THE RECORDS »
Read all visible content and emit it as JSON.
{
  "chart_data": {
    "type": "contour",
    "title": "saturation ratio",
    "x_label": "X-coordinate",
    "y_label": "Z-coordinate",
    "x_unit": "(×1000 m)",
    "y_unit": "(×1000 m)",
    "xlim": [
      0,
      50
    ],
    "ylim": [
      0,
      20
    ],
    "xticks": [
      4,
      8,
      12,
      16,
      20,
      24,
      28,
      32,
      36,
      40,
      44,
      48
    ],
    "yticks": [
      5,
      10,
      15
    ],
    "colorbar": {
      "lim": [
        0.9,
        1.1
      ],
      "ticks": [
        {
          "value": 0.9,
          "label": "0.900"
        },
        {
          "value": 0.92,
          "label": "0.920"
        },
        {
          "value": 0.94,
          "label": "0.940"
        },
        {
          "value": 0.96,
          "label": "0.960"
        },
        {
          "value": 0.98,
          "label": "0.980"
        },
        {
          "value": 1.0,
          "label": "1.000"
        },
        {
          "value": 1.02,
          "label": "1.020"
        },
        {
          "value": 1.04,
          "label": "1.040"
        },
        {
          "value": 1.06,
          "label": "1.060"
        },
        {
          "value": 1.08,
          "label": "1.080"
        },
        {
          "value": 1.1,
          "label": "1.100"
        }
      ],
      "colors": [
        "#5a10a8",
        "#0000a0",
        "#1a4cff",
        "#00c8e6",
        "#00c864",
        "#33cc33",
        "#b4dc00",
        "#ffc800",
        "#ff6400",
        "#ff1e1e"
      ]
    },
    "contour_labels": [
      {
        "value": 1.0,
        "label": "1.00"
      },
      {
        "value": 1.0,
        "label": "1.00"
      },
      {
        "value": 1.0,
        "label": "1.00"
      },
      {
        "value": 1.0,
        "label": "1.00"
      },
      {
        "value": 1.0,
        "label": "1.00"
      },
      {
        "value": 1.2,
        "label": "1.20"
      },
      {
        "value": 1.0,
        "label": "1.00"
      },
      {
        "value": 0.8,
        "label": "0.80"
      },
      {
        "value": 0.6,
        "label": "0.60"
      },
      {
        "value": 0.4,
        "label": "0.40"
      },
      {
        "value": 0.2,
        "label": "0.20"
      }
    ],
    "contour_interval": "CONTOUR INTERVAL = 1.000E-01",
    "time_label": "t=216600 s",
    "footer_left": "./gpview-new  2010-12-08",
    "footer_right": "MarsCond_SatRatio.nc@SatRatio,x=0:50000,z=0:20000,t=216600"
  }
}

WRITTEN PROBLEM » Print all of the entries again, exactly as written.

FINISHED ANSWER »
Read all visible content and emit it as JSON.
{
  "chart_data": {
    "type": "contour",
    "title": "saturation ratio",
    "x_label": "X-coordinate",
    "y_label": "Z-coordinate",
    "x_unit": "(×1000 m)",
    "y_unit": "(×1000 m)",
    "xlim": [
      0,
      50
    ],
    "ylim": [
      0,
      20
    ],
    "xticks": [
      4,
      8,
      12,
      16,
      20,
      24,
      28,
      32,
      36,
      40,
      44,
      48
    ],
    "yticks": [
      5,
      10,
      15
    ],
    "colorbar": {
      "lim": [
        0.9,
        1.1
      ],
      "ticks": [
        {
          "value": 0.9,
          "label": "0.900"
        },
        {
          "value": 0.92,
          "label": "0.920"
        },
        {
          "value": 0.94,
          "label": "0.940"
        },
        {
          "value": 0.96,
          "label": "0.960"
        },
        {
          "value": 0.98,
          "label": "0.980"
        },
        {
          "value": 1.0,
          "label": "1.000"
        },
        {
          "value": 1.02,
          "label": "1.020"
        },
        {
          "value": 1.04,
          "label": "1.040"
        },
        {
          "value": 1.06,
          "label": "1.060"
        },
        {
          "value": 1.08,
          "label": "1.080"
        },
        {
          "value": 1.1,
          "label": "1.100"
        }
      ],
      "colors": [
        "#5a10a8",
        "#0000a0",
        "#1a4cff",
        "#00c8e6",
        "#00c864",
        "#33cc33",
        "#b4dc00",
        "#ffc800",
        "#ff6400",
        "#ff1e1e"
      ]
    },
    "contour_labels": [
      {
        "value": 1.0,
        "label": "1.00"
      },
      {
        "value": 1.0,
        "label": "1.00"
      },
      {
        "value": 1.0,
        "label": "1.00"
      },
      {
        "value": 1.0,
        "label": "1.00"
      },
      {
        "value": 1.0,
        "label": "1.00"
      },
      {
        "value": 1.2,
        "label": "1.20"
      },
      {
        "value": 1.0,
        "label": "1.00"
      },
      {
        "value": 0.8,
        "label": "0.80"
      },
      {
        "value": 0.6,
        "label": "0.60"
      },
      {
        "value": 0.4,
        "label": "0.40"
      },
      {
        "value": 0.2,
        "label": "0.20"
      }
    ],
    "contour_interval": "CONTOUR INTERVAL = 1.000E-01",
    "time_label": "t=216600 s",
    "footer_left": "./gpview-new  2010-12-08",
    "footer_right": "MarsCond_SatRatio.nc@SatRatio,x=0:50000,z=0:20000,t=216600"
  }
}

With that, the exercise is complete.